- _What needs to be done_: Write the data below out exactly as it stands. Do not include the pictures.

- _Data records_:
────────────────

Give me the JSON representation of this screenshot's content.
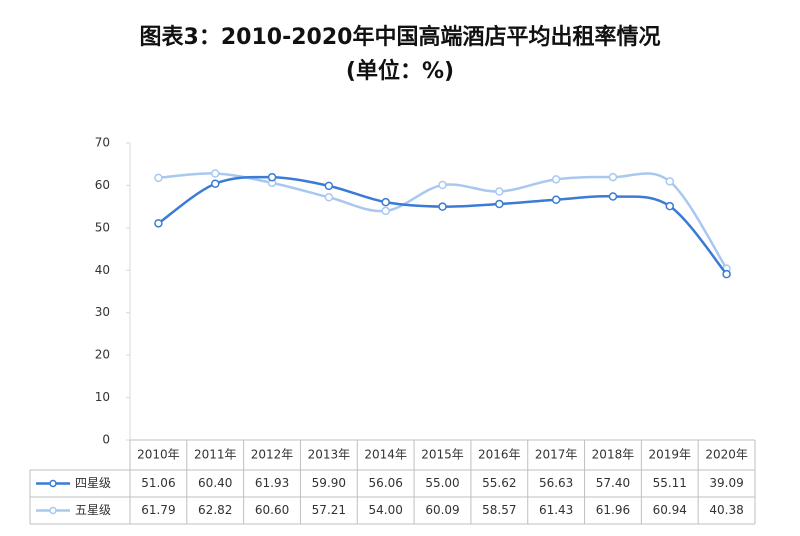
{
  "chart_data": {
    "type": "line",
    "title": "图表3：2010-2020年中国高端酒店平均出租率情况",
    "subtitle": "(单位：%)",
    "categories": [
      "2010年",
      "2011年",
      "2012年",
      "2013年",
      "2014年",
      "2015年",
      "2016年",
      "2017年",
      "2018年",
      "2019年",
      "2020年"
    ],
    "series": [
      {
        "name": "四星级",
        "color": "#3a7bd5",
        "values": [
          51.06,
          60.4,
          61.93,
          59.9,
          56.06,
          55.0,
          55.62,
          56.63,
          57.4,
          55.11,
          39.09
        ],
        "value_labels": [
          "51.06",
          "60.40",
          "61.93",
          "59.90",
          "56.06",
          "55.00",
          "55.62",
          "56.63",
          "57.40",
          "55.11",
          "39.09"
        ]
      },
      {
        "name": "五星级",
        "color": "#a9c8f0",
        "values": [
          61.79,
          62.82,
          60.6,
          57.21,
          54.0,
          60.09,
          58.57,
          61.43,
          61.96,
          60.94,
          40.38
        ],
        "value_labels": [
          "61.79",
          "62.82",
          "60.60",
          "57.21",
          "54.00",
          "60.09",
          "58.57",
          "61.43",
          "61.96",
          "60.94",
          "40.38"
        ]
      }
    ],
    "ylim": [
      0,
      70
    ],
    "yticks": [
      0,
      10,
      20,
      30,
      40,
      50,
      60,
      70
    ],
    "grid": false
  }
}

────────────────

- _Correct output_:
Give me the JSON representation of this screenshot's content.
{
  "chart_data": {
    "type": "line",
    "title": "图表3：2010-2020年中国高端酒店平均出租率情况",
    "subtitle": "(单位：%)",
    "categories": [
      "2010年",
      "2011年",
      "2012年",
      "2013年",
      "2014年",
      "2015年",
      "2016年",
      "2017年",
      "2018年",
      "2019年",
      "2020年"
    ],
    "series": [
      {
        "name": "四星级",
        "color": "#3a7bd5",
        "values": [
          51.06,
          60.4,
          61.93,
          59.9,
          56.06,
          55.0,
          55.62,
          56.63,
          57.4,
          55.11,
          39.09
        ],
        "value_labels": [
          "51.06",
          "60.40",
          "61.93",
          "59.90",
          "56.06",
          "55.00",
          "55.62",
          "56.63",
          "57.40",
          "55.11",
          "39.09"
        ]
      },
      {
        "name": "五星级",
        "color": "#a9c8f0",
        "values": [
          61.79,
          62.82,
          60.6,
          57.21,
          54.0,
          60.09,
          58.57,
          61.43,
          61.96,
          60.94,
          40.38
        ],
        "value_labels": [
          "61.79",
          "62.82",
          "60.60",
          "57.21",
          "54.00",
          "60.09",
          "58.57",
          "61.43",
          "61.96",
          "60.94",
          "40.38"
        ]
      }
    ],
    "ylim": [
      0,
      70
    ],
    "yticks": [
      0,
      10,
      20,
      30,
      40,
      50,
      60,
      70
    ],
    "grid": false
  }
}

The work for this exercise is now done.